**WRITTEN TASK:**
Write out each record below exactly as it appears, with no pictures.

((

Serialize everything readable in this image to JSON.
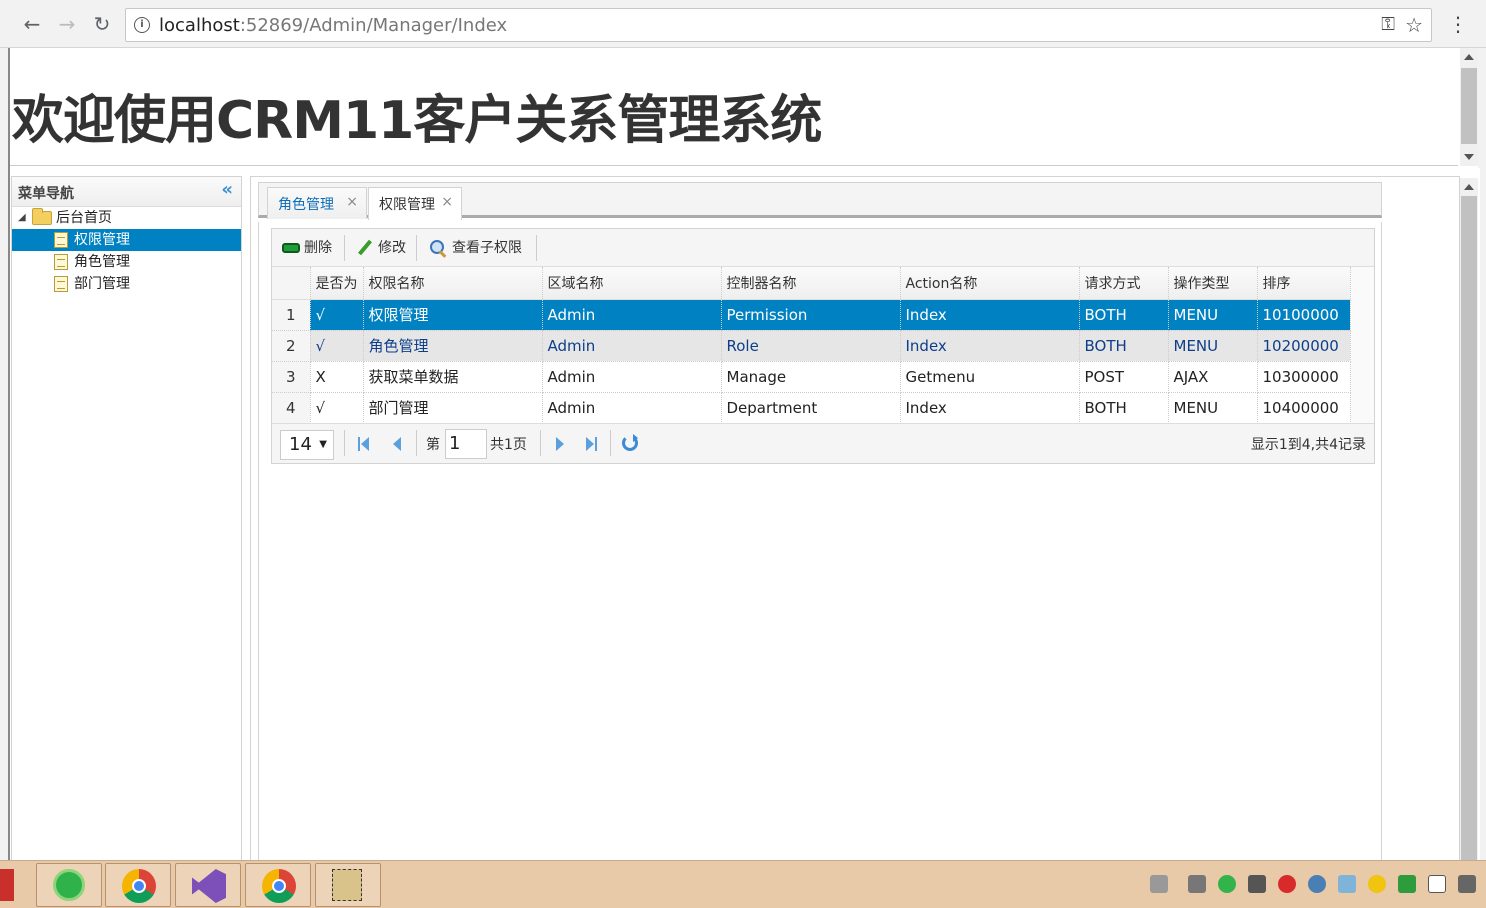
{
  "browser": {
    "url_host": "localhost",
    "url_rest": ":52869/Admin/Manager/Index"
  },
  "header": {
    "title": "欢迎使用CRM11客户关系管理系统"
  },
  "sidebar": {
    "title": "菜单导航",
    "collapse_glyph": "«",
    "root": "后台首页",
    "items": [
      {
        "label": "权限管理",
        "selected": true
      },
      {
        "label": "角色管理",
        "selected": false
      },
      {
        "label": "部门管理",
        "selected": false
      }
    ]
  },
  "tabs": [
    {
      "label": "角色管理",
      "active": false
    },
    {
      "label": "权限管理",
      "active": true
    }
  ],
  "toolbar": {
    "delete_label": "删除",
    "edit_label": "修改",
    "view_children_label": "查看子权限"
  },
  "grid": {
    "columns": [
      "是否为",
      "权限名称",
      "区域名称",
      "控制器名称",
      "Action名称",
      "请求方式",
      "操作类型",
      "排序"
    ],
    "rows": [
      {
        "n": "1",
        "cells": [
          "√",
          "权限管理",
          "Admin",
          "Permission",
          "Index",
          "BOTH",
          "MENU",
          "10100000"
        ],
        "state": "selected"
      },
      {
        "n": "2",
        "cells": [
          "√",
          "角色管理",
          "Admin",
          "Role",
          "Index",
          "BOTH",
          "MENU",
          "10200000"
        ],
        "state": "hover"
      },
      {
        "n": "3",
        "cells": [
          "X",
          "获取菜单数据",
          "Admin",
          "Manage",
          "Getmenu",
          "POST",
          "AJAX",
          "10300000"
        ],
        "state": "normal"
      },
      {
        "n": "4",
        "cells": [
          "√",
          "部门管理",
          "Admin",
          "Department",
          "Index",
          "BOTH",
          "MENU",
          "10400000"
        ],
        "state": "normal"
      }
    ]
  },
  "pager": {
    "page_size": "14",
    "page_prefix": "第",
    "page_value": "1",
    "page_total": "共1页",
    "info": "显示1到4,共4记录"
  },
  "colors": {
    "selection": "#0081c2",
    "tab_link": "#0e6eb8"
  }
}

))

**OUTPUT OF THE EXERCISE:**
Serialize everything readable in this image to JSON.
{
  "browser": {
    "url_host": "localhost",
    "url_rest": ":52869/Admin/Manager/Index"
  },
  "header": {
    "title": "欢迎使用CRM11客户关系管理系统"
  },
  "sidebar": {
    "title": "菜单导航",
    "collapse_glyph": "«",
    "root": "后台首页",
    "items": [
      {
        "label": "权限管理",
        "selected": true
      },
      {
        "label": "角色管理",
        "selected": false
      },
      {
        "label": "部门管理",
        "selected": false
      }
    ]
  },
  "tabs": [
    {
      "label": "角色管理",
      "active": false
    },
    {
      "label": "权限管理",
      "active": true
    }
  ],
  "toolbar": {
    "delete_label": "删除",
    "edit_label": "修改",
    "view_children_label": "查看子权限"
  },
  "grid": {
    "columns": [
      "是否为",
      "权限名称",
      "区域名称",
      "控制器名称",
      "Action名称",
      "请求方式",
      "操作类型",
      "排序"
    ],
    "rows": [
      {
        "n": "1",
        "cells": [
          "√",
          "权限管理",
          "Admin",
          "Permission",
          "Index",
          "BOTH",
          "MENU",
          "10100000"
        ],
        "state": "selected"
      },
      {
        "n": "2",
        "cells": [
          "√",
          "角色管理",
          "Admin",
          "Role",
          "Index",
          "BOTH",
          "MENU",
          "10200000"
        ],
        "state": "hover"
      },
      {
        "n": "3",
        "cells": [
          "X",
          "获取菜单数据",
          "Admin",
          "Manage",
          "Getmenu",
          "POST",
          "AJAX",
          "10300000"
        ],
        "state": "normal"
      },
      {
        "n": "4",
        "cells": [
          "√",
          "部门管理",
          "Admin",
          "Department",
          "Index",
          "BOTH",
          "MENU",
          "10400000"
        ],
        "state": "normal"
      }
    ]
  },
  "pager": {
    "page_size": "14",
    "page_prefix": "第",
    "page_value": "1",
    "page_total": "共1页",
    "info": "显示1到4,共4记录"
  },
  "colors": {
    "selection": "#0081c2",
    "tab_link": "#0e6eb8"
  }
}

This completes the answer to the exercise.